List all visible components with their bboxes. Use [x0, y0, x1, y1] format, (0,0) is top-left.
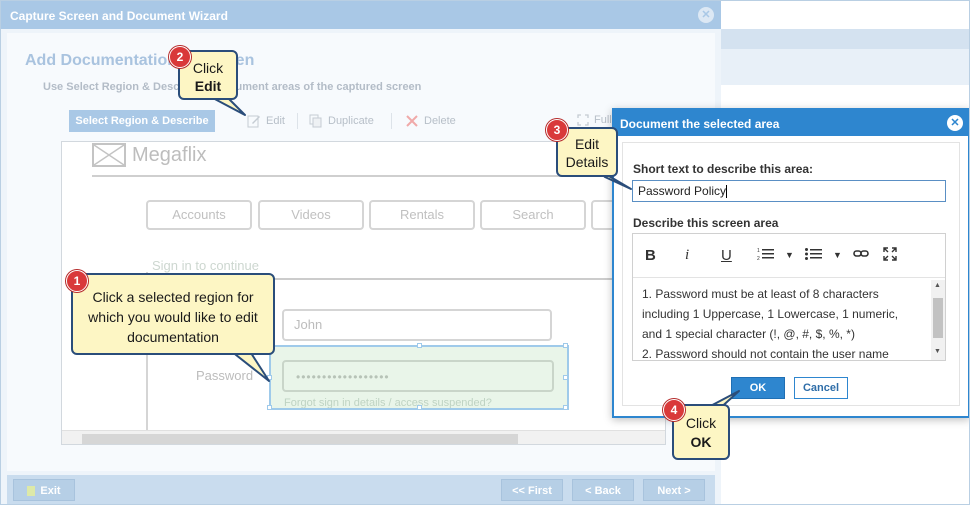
callout-text: Edit	[574, 136, 600, 152]
callout-text: OK	[690, 434, 712, 450]
screenshot-root: Capture Screen and Document Wizard ✕ Add…	[0, 0, 970, 505]
callout-pointer	[210, 96, 740, 412]
callout-text: Details	[565, 154, 609, 170]
callout-text: Edit	[194, 78, 222, 94]
step-badge: 2	[169, 46, 191, 68]
step-badge: 1	[66, 270, 88, 292]
callout-text: Click a selected region for which you wo…	[88, 289, 258, 345]
step-badge: 4	[663, 399, 685, 421]
step-badge: 3	[546, 119, 568, 141]
callout-select-region: Click a selected region for which you wo…	[71, 273, 275, 355]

待办任务: 把上面的全部数据逐行整理成 Markdown 表格，两列分别叫“序号”和“内容”，空行不算。图片不要放进表格。

任务答案:
| 序号 | 内容 |
|---|---|
| 1 | List all visible components with their bboxes. Use [x0, y0, x1, y1] format, (0,0) is top-left. |
| 2 | callout-text: Edit	[574, 136, 600, 152] |
| 3 | callout-text: OK	[690, 434, 712, 450] |
| 4 | screenshot-root: Capture Screen and Document Wizard ✕ Add…	[0, 0, 970, 505] |
| 5 | callout-pointer	[210, 96, 740, 412] |
| 6 | callout-text: Details	[565, 154, 609, 170] |
| 7 | callout-text: Edit	[194, 78, 222, 94] |
| 8 | step-badge: 2	[169, 46, 191, 68] |
| 9 | step-badge: 1	[66, 270, 88, 292] |
| 10 | callout-text: Click a selected region for which you wo…	[88, 289, 258, 345] |
| 11 | step-badge: 4	[663, 399, 685, 421] |
| 12 | step-badge: 3	[546, 119, 568, 141] |
| 13 | callout-select-region: Click a selected region for which you wo…	[71, 273, 275, 355] |